--- Your task ---
Gather every line below that contains the word "Contact". Case counts.

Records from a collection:
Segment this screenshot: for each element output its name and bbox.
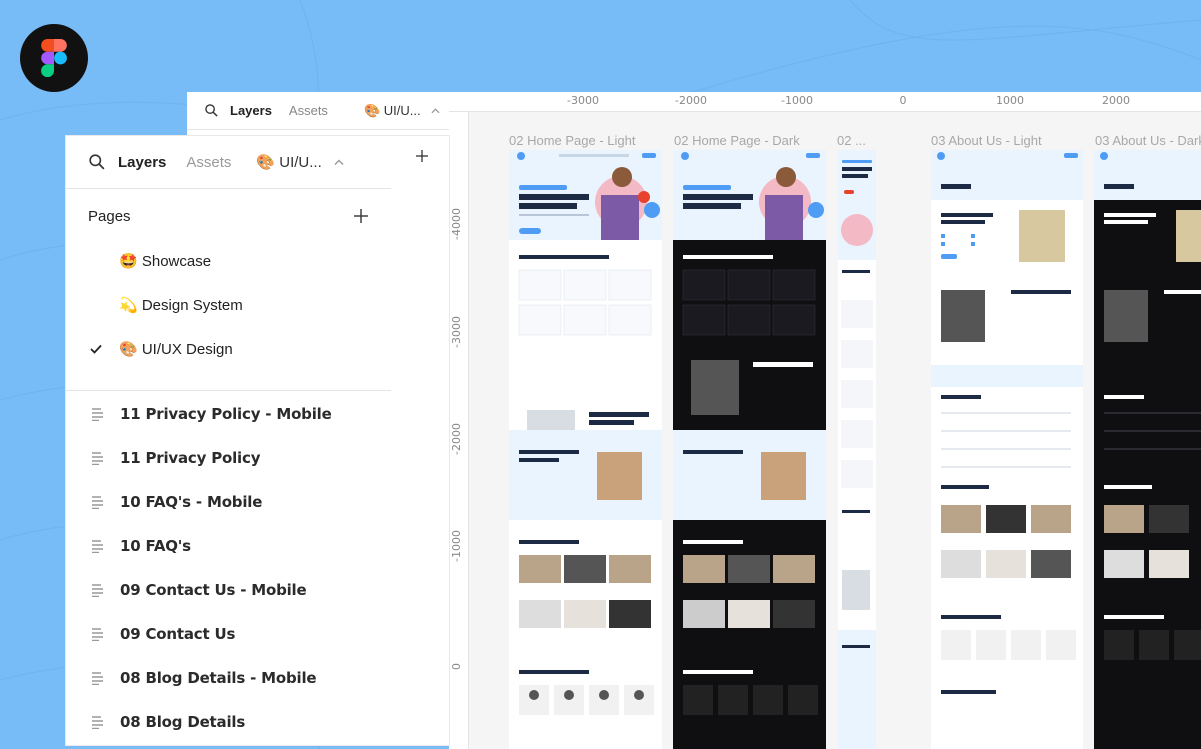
page-item-label: 🤩 Showcase [119,253,212,270]
layer-item[interactable]: 10 FAQ's - Mobile [66,488,391,516]
frame-icon [92,584,103,597]
tab-layers[interactable]: Layers [230,103,272,118]
page-item-ui-ux-design[interactable]: 🎨 UI/UX Design [66,335,391,363]
ruler-tick: 2000 [1102,94,1130,107]
layer-item[interactable]: 08 Blog Details - Mobile [66,664,391,692]
frame-thumbnail [931,150,1083,694]
plus-icon[interactable] [415,149,429,163]
rear-panel-tabs: Layers Assets 🎨 UI/U... [187,92,449,130]
chevron-up-icon[interactable] [334,159,344,166]
layer-item[interactable]: 11 Privacy Policy - Mobile [66,400,391,428]
ruler-tick: 0 [899,94,907,107]
ruler-tick: 1000 [996,94,1024,107]
page-item-label: 🎨 UI/UX Design [119,341,233,358]
frame-home-dark[interactable] [673,150,826,749]
frame-label-home-light[interactable]: 02 Home Page - Light [509,133,635,148]
frame-icon [92,452,103,465]
tab-assets[interactable]: Assets [289,103,328,118]
frame-label-home-dark[interactable]: 02 Home Page - Dark [674,133,800,148]
figma-icon [41,39,67,77]
ruler-tick: -1000 [450,530,463,562]
frame-icon [92,672,103,685]
search-icon[interactable] [89,154,105,170]
check-icon [90,344,102,354]
pages-section-title: Pages [88,208,131,225]
layer-item-label: 10 FAQ's [120,537,191,555]
layer-item-label: 09 Contact Us [120,625,236,643]
ruler-tick: -2000 [675,94,707,107]
frame-about-dark[interactable] [1094,150,1201,749]
figma-logo [20,24,88,92]
page-selector[interactable]: 🎨 UI/U... [256,153,321,171]
layer-item[interactable]: 11 Privacy Policy [66,444,391,472]
frame-icon [92,716,103,729]
frame-label-home-mobile[interactable]: 02 ... [837,133,866,148]
frame-icon [92,540,103,553]
ruler-tick: -2000 [450,423,463,455]
frame-icon [92,408,103,421]
layer-item[interactable]: 10 FAQ's [66,532,391,560]
page-selector[interactable]: 🎨 UI/U... [364,103,421,119]
tab-layers[interactable]: Layers [118,154,166,171]
layer-item-label: 11 Privacy Policy [120,449,261,467]
layer-item[interactable]: 08 Blog Details [66,708,391,736]
page-item-label: 💫 Design System [119,297,243,314]
tab-assets[interactable]: Assets [186,154,231,171]
page-item-showcase[interactable]: 🤩 Showcase [66,247,391,275]
frame-icon [92,628,103,641]
frame-thumbnail [509,150,662,715]
chevron-up-icon[interactable] [431,107,440,114]
search-icon[interactable] [205,104,218,117]
layer-item[interactable]: 09 Contact Us [66,620,391,648]
frame-about-light[interactable] [931,150,1083,749]
frame-thumbnail [1094,150,1201,660]
ruler-top: -3000 -2000 -1000 0 1000 2000 [449,92,1201,112]
layer-item-label: 08 Blog Details [120,713,246,731]
frame-label-about-light[interactable]: 03 About Us - Light [931,133,1042,148]
design-canvas[interactable]: -3000 -2000 -1000 0 1000 2000 -4000 -300… [449,92,1201,749]
frame-home-mobile[interactable] [838,150,876,749]
frame-home-light[interactable] [509,150,662,749]
frame-label-about-dark[interactable]: 03 About Us - Dark [1095,133,1201,148]
ruler-tick: -3000 [567,94,599,107]
layer-item-label: 11 Privacy Policy - Mobile [120,405,332,423]
frame-thumbnail [673,150,826,749]
layer-item-label: 10 FAQ's - Mobile [120,493,263,511]
panel-divider [66,390,391,391]
frame-icon [92,496,103,509]
ruler-tick: -1000 [781,94,813,107]
layer-item-label: 08 Blog Details - Mobile [120,669,317,687]
ruler-tick: -4000 [450,208,463,240]
ruler-tick: 0 [450,663,463,670]
layers-panel: Layers Assets 🎨 UI/U... Pages 🤩 Showcase… [66,136,449,745]
layer-item-label: 09 Contact Us - Mobile [120,581,307,599]
ruler-tick: -3000 [450,316,463,348]
panel-tabs: Layers Assets 🎨 UI/U... [66,136,391,189]
ruler-left: -4000 -3000 -2000 -1000 0 [449,112,469,749]
add-page-icon[interactable] [353,208,369,224]
layer-item[interactable]: 09 Contact Us - Mobile [66,576,391,604]
page-item-design-system[interactable]: 💫 Design System [66,291,391,319]
frame-thumbnail [838,150,876,749]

--- Exercise solution ---
layer-item-label: 09 Contact Us [120,625,236,643]
layer-item[interactable]: 09 Contact Us [66,620,391,648]
layer-item-label: 09 Contact Us - Mobile [120,581,307,599]
layer-item[interactable]: 09 Contact Us - Mobile [66,576,391,604]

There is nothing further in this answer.